Problem requirements: Tally every line of the listing where the string "ylabel" is found, and state the total alone.

* begin *

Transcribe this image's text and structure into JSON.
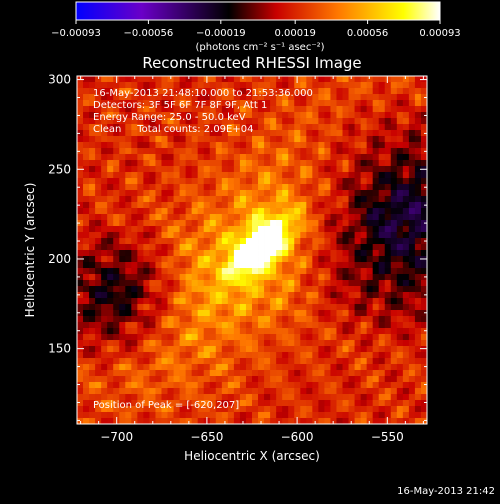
{
  "chart_data": {
    "type": "heatmap",
    "title": "Reconstructed RHESSI Image",
    "xlabel": "Heliocentric X (arcsec)",
    "ylabel": "Heliocentric Y (arcsec)",
    "xlim": [
      -722,
      -528
    ],
    "ylim": [
      108,
      302
    ],
    "x_ticks": [
      -700,
      -650,
      -600,
      -550
    ],
    "x_tick_labels": [
      "−700",
      "−650",
      "−600",
      "−550"
    ],
    "y_ticks": [
      150,
      200,
      250,
      300
    ],
    "y_tick_labels": [
      "150",
      "200",
      "250",
      "300"
    ],
    "colorbar": {
      "range": [
        -0.00093,
        0.00093
      ],
      "ticks": [
        -0.00093,
        -0.00056,
        -0.00019,
        0.00019,
        0.00056,
        0.00093
      ],
      "tick_labels": [
        "−0.00093",
        "−0.00056",
        "−0.00019",
        "0.00019",
        "0.00056",
        "0.00093"
      ],
      "unit_label": "(photons cm⁻² s⁻¹ asec⁻²)",
      "colormap": [
        "#0000ff",
        "#6a00c8",
        "#000000",
        "#c80000",
        "#ff7800",
        "#ffff00",
        "#ffffff"
      ]
    },
    "peak": {
      "x": -620,
      "y": 207
    },
    "annotations": [
      "16-May-2013 21:48:10.000 to 21:53:36.000",
      "Detectors: 3F 5F 6F 7F 8F 9F, Att 1",
      "Energy Range: 25.0 - 50.0 keV",
      "Clean     Total counts: 2.09E+04",
      "Position of Peak = [-620,207]"
    ],
    "timestamp": "16-May-2013 21:42",
    "grid": false
  }
}
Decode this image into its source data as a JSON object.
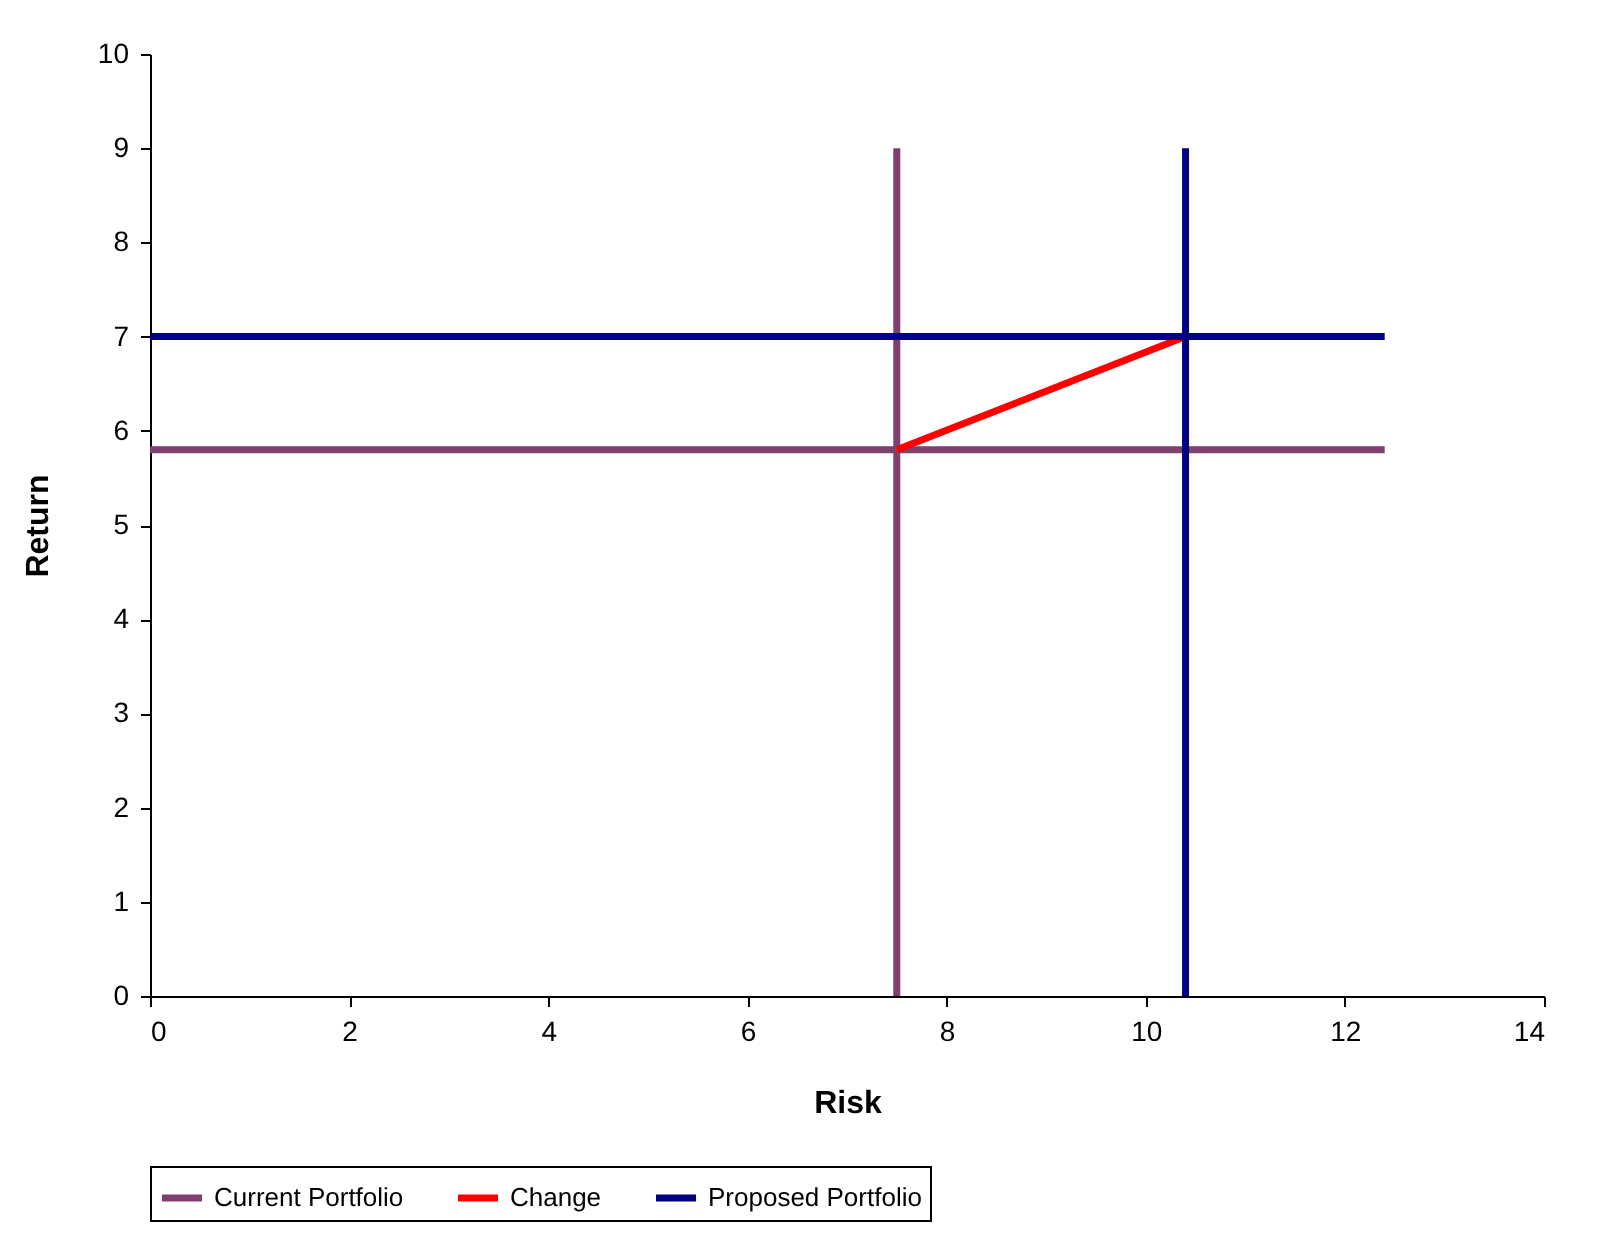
{
  "chart_data": {
    "type": "line",
    "xlabel": "Risk",
    "ylabel": "Return",
    "xlim": [
      0,
      14
    ],
    "xticks": [
      0,
      2,
      4,
      6,
      8,
      10,
      12,
      14
    ],
    "ylim": [
      0,
      10
    ],
    "yticks": [
      0,
      1,
      2,
      3,
      4,
      5,
      6,
      7,
      8,
      9,
      10
    ],
    "grid": false,
    "legend": "bottom",
    "marker": "none",
    "line_style": "solid",
    "series": [
      {
        "name": "Current Portfolio",
        "color": "#7f3f6f",
        "x": [
          0,
          12.4,
          null,
          7.5,
          7.5
        ],
        "values": [
          5.8,
          5.8,
          null,
          0,
          9
        ]
      },
      {
        "name": "Change",
        "color": "#ff0000",
        "x": [
          7.5,
          10.4
        ],
        "values": [
          5.8,
          7
        ]
      },
      {
        "name": "Proposed Portfolio",
        "color": "#000080",
        "x": [
          0,
          12.4,
          null,
          10.4,
          10.4
        ],
        "values": [
          7,
          7,
          null,
          0,
          9
        ]
      }
    ]
  }
}
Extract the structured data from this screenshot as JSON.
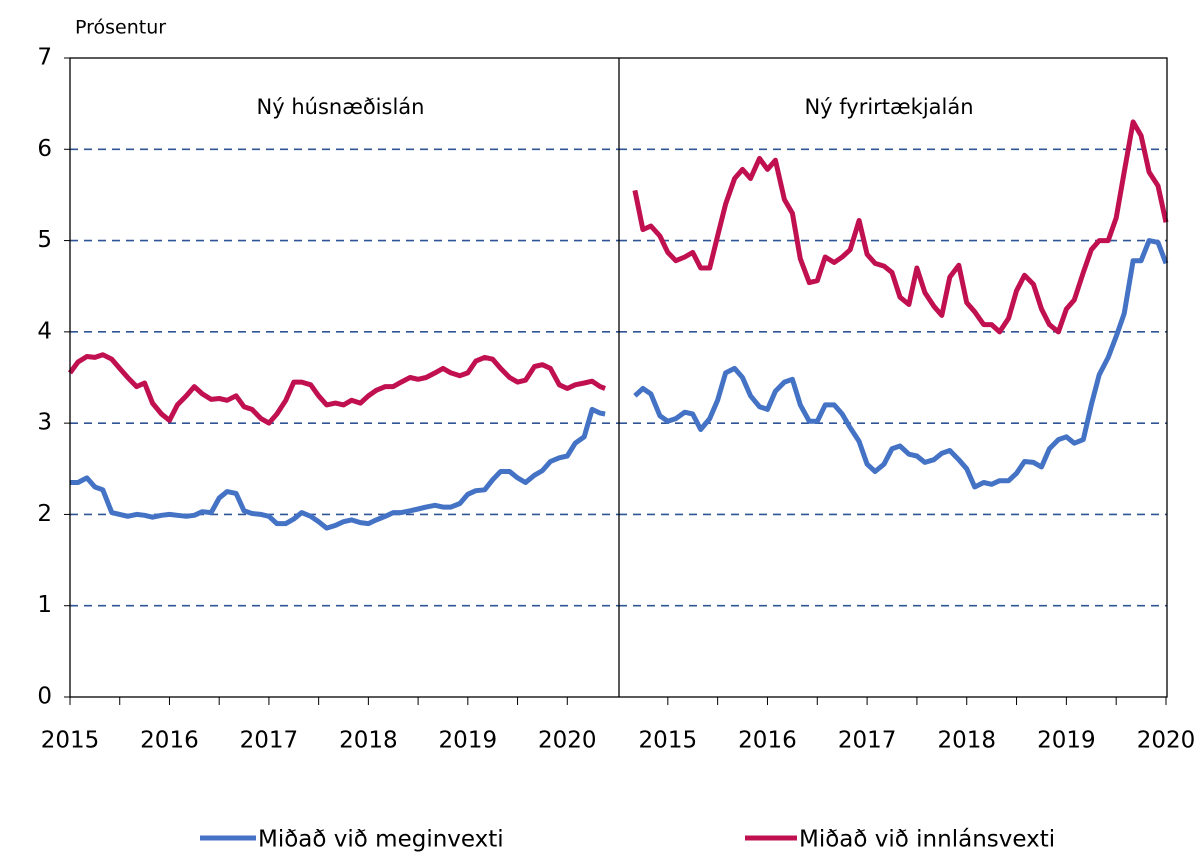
{
  "chart_data": [
    {
      "type": "line",
      "ylabel": "Prósentur",
      "annotation": "Ný húsnæðislán",
      "xlim": [
        2015,
        2020.52
      ],
      "xticks": [
        2015,
        2016,
        2017,
        2018,
        2019,
        2020
      ],
      "ylim": [
        0,
        7
      ],
      "yticks": [
        0,
        1,
        2,
        3,
        4,
        5,
        6,
        7
      ],
      "grid": true,
      "x": [
        2015.0,
        2015.08,
        2015.17,
        2015.25,
        2015.33,
        2015.42,
        2015.5,
        2015.58,
        2015.67,
        2015.75,
        2015.83,
        2015.92,
        2016.0,
        2016.08,
        2016.17,
        2016.25,
        2016.33,
        2016.42,
        2016.5,
        2016.58,
        2016.67,
        2016.75,
        2016.83,
        2016.92,
        2017.0,
        2017.08,
        2017.17,
        2017.25,
        2017.33,
        2017.42,
        2017.5,
        2017.58,
        2017.67,
        2017.75,
        2017.83,
        2017.92,
        2018.0,
        2018.08,
        2018.17,
        2018.25,
        2018.33,
        2018.42,
        2018.5,
        2018.58,
        2018.67,
        2018.75,
        2018.83,
        2018.92,
        2019.0,
        2019.08,
        2019.17,
        2019.25,
        2019.33,
        2019.42,
        2019.5,
        2019.58,
        2019.67,
        2019.75,
        2019.83,
        2019.92,
        2020.0,
        2020.08,
        2020.17,
        2020.25,
        2020.33,
        2020.38
      ],
      "series": [
        {
          "name": "Miðað við meginvexti",
          "color": "#4472c4",
          "values": [
            2.35,
            2.35,
            2.4,
            2.3,
            2.27,
            2.02,
            2.0,
            1.98,
            2.0,
            1.99,
            1.97,
            1.99,
            2.0,
            1.99,
            1.98,
            1.99,
            2.03,
            2.02,
            2.18,
            2.25,
            2.23,
            2.04,
            2.01,
            2.0,
            1.98,
            1.9,
            1.9,
            1.95,
            2.02,
            1.98,
            1.92,
            1.85,
            1.88,
            1.92,
            1.94,
            1.91,
            1.9,
            1.94,
            1.98,
            2.02,
            2.02,
            2.04,
            2.06,
            2.08,
            2.1,
            2.08,
            2.08,
            2.12,
            2.22,
            2.26,
            2.27,
            2.38,
            2.47,
            2.47,
            2.4,
            2.35,
            2.43,
            2.48,
            2.58,
            2.62,
            2.64,
            2.78,
            2.85,
            3.15,
            3.11,
            3.1
          ]
        },
        {
          "name": "Miðað við innlánsvexti",
          "color": "#c0104f",
          "values": [
            3.55,
            3.67,
            3.73,
            3.72,
            3.75,
            3.7,
            3.6,
            3.5,
            3.4,
            3.44,
            3.22,
            3.1,
            3.03,
            3.2,
            3.3,
            3.4,
            3.32,
            3.26,
            3.27,
            3.25,
            3.3,
            3.18,
            3.15,
            3.05,
            3.0,
            3.1,
            3.25,
            3.45,
            3.45,
            3.42,
            3.3,
            3.2,
            3.22,
            3.2,
            3.25,
            3.22,
            3.3,
            3.36,
            3.4,
            3.4,
            3.45,
            3.5,
            3.48,
            3.5,
            3.55,
            3.6,
            3.55,
            3.52,
            3.55,
            3.68,
            3.72,
            3.7,
            3.6,
            3.5,
            3.45,
            3.47,
            3.62,
            3.64,
            3.6,
            3.42,
            3.38,
            3.42,
            3.44,
            3.46,
            3.4,
            3.38
          ]
        }
      ]
    },
    {
      "type": "line",
      "annotation": "Ný fyrirtækjalán",
      "xlim": [
        2014.51,
        2020.01
      ],
      "xticks": [
        2015,
        2016,
        2017,
        2018,
        2019,
        2020
      ],
      "ylim": [
        0,
        7
      ],
      "yticks": [
        0,
        1,
        2,
        3,
        4,
        5,
        6,
        7
      ],
      "grid": true,
      "x": [
        2014.67,
        2014.75,
        2014.83,
        2014.92,
        2015.0,
        2015.08,
        2015.17,
        2015.25,
        2015.33,
        2015.42,
        2015.5,
        2015.58,
        2015.67,
        2015.75,
        2015.83,
        2015.92,
        2016.0,
        2016.08,
        2016.17,
        2016.25,
        2016.33,
        2016.42,
        2016.5,
        2016.58,
        2016.67,
        2016.75,
        2016.83,
        2016.92,
        2017.0,
        2017.08,
        2017.17,
        2017.25,
        2017.33,
        2017.42,
        2017.5,
        2017.58,
        2017.67,
        2017.75,
        2017.83,
        2017.92,
        2018.0,
        2018.08,
        2018.17,
        2018.25,
        2018.33,
        2018.42,
        2018.5,
        2018.58,
        2018.67,
        2018.75,
        2018.83,
        2018.92,
        2019.0,
        2019.08,
        2019.17,
        2019.25,
        2019.33,
        2019.42,
        2019.5,
        2019.58,
        2019.67,
        2019.75,
        2019.83,
        2019.92,
        2020.0
      ],
      "series": [
        {
          "color": "#4472c4",
          "values": [
            3.3,
            3.38,
            3.32,
            3.08,
            3.02,
            3.05,
            3.12,
            3.1,
            2.93,
            3.05,
            3.25,
            3.55,
            3.6,
            3.5,
            3.3,
            3.18,
            3.15,
            3.35,
            3.45,
            3.48,
            3.2,
            3.02,
            3.02,
            3.2,
            3.2,
            3.1,
            2.95,
            2.8,
            2.55,
            2.47,
            2.55,
            2.72,
            2.75,
            2.66,
            2.64,
            2.57,
            2.6,
            2.67,
            2.7,
            2.6,
            2.5,
            2.3,
            2.35,
            2.33,
            2.37,
            2.37,
            2.45,
            2.58,
            2.57,
            2.52,
            2.72,
            2.82,
            2.85,
            2.78,
            2.82,
            3.2,
            3.53,
            3.72,
            3.95,
            4.2,
            4.78,
            4.78,
            5.0,
            4.98,
            4.75
          ]
        },
        {
          "color": "#c0104f",
          "values": [
            5.55,
            5.12,
            5.16,
            5.05,
            4.87,
            4.78,
            4.82,
            4.87,
            4.7,
            4.7,
            5.05,
            5.4,
            5.68,
            5.78,
            5.68,
            5.9,
            5.78,
            5.88,
            5.45,
            5.3,
            4.8,
            4.54,
            4.56,
            4.82,
            4.76,
            4.82,
            4.9,
            5.22,
            4.85,
            4.75,
            4.72,
            4.65,
            4.38,
            4.3,
            4.7,
            4.43,
            4.28,
            4.18,
            4.6,
            4.73,
            4.32,
            4.22,
            4.08,
            4.08,
            4.0,
            4.15,
            4.45,
            4.62,
            4.52,
            4.25,
            4.08,
            4.0,
            4.25,
            4.35,
            4.65,
            4.9,
            5.0,
            5.0,
            5.25,
            5.75,
            6.3,
            6.15,
            5.75,
            5.6,
            5.2
          ]
        }
      ]
    }
  ]
}
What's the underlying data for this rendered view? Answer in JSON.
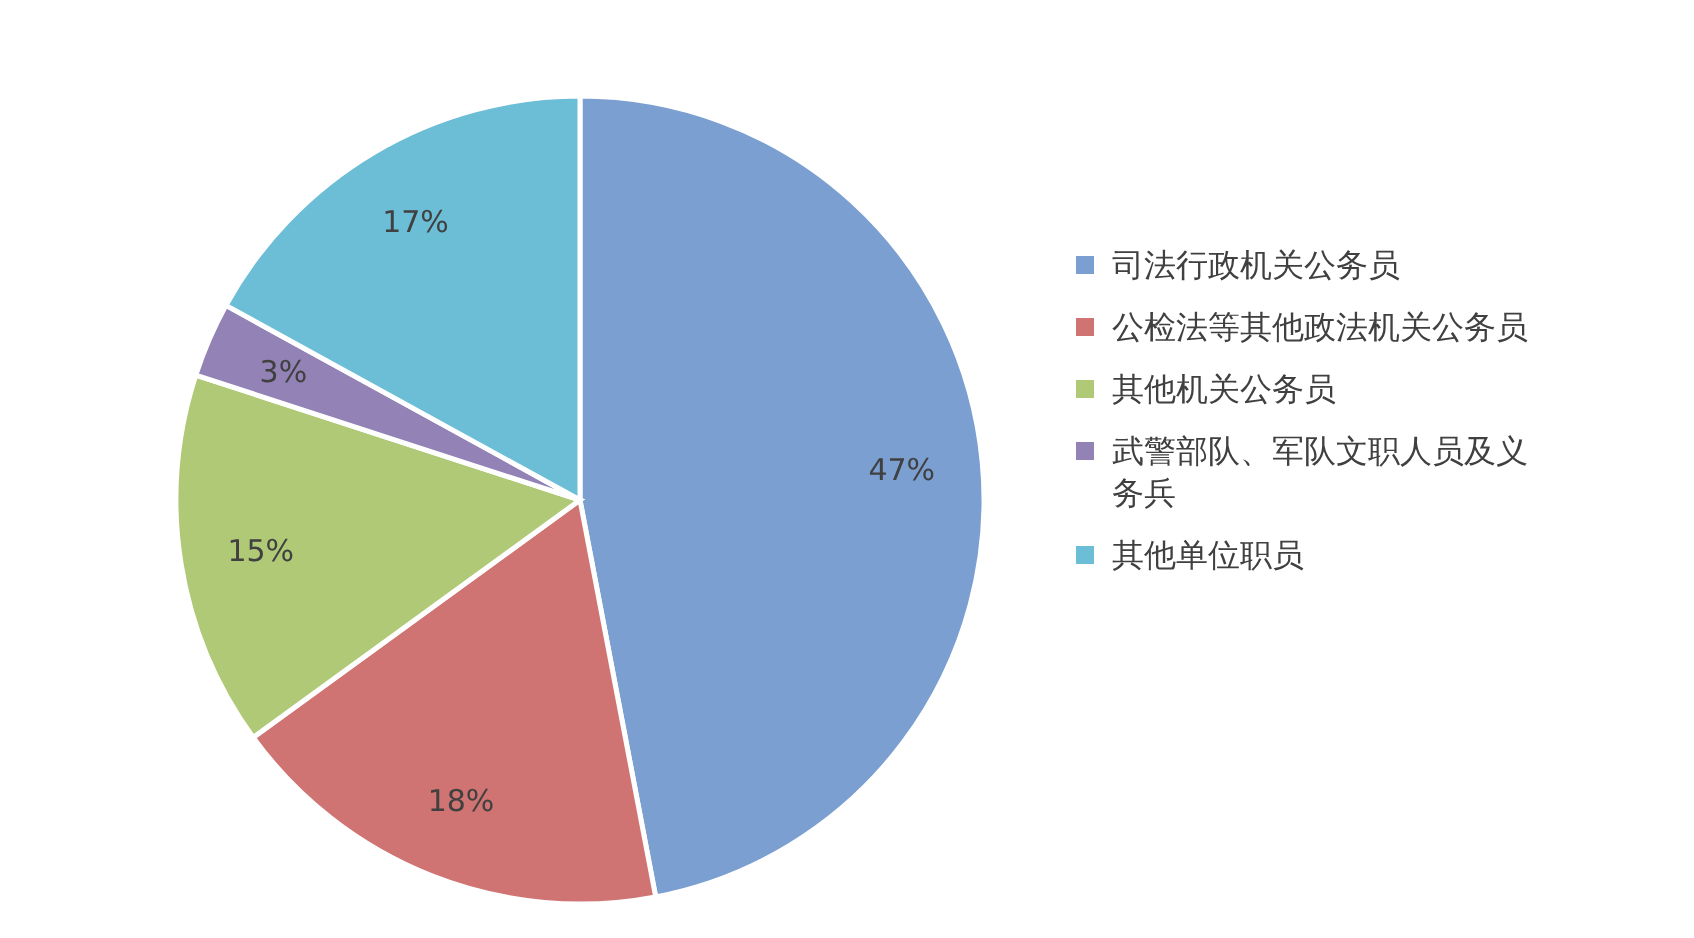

* end *

Exercise response: 3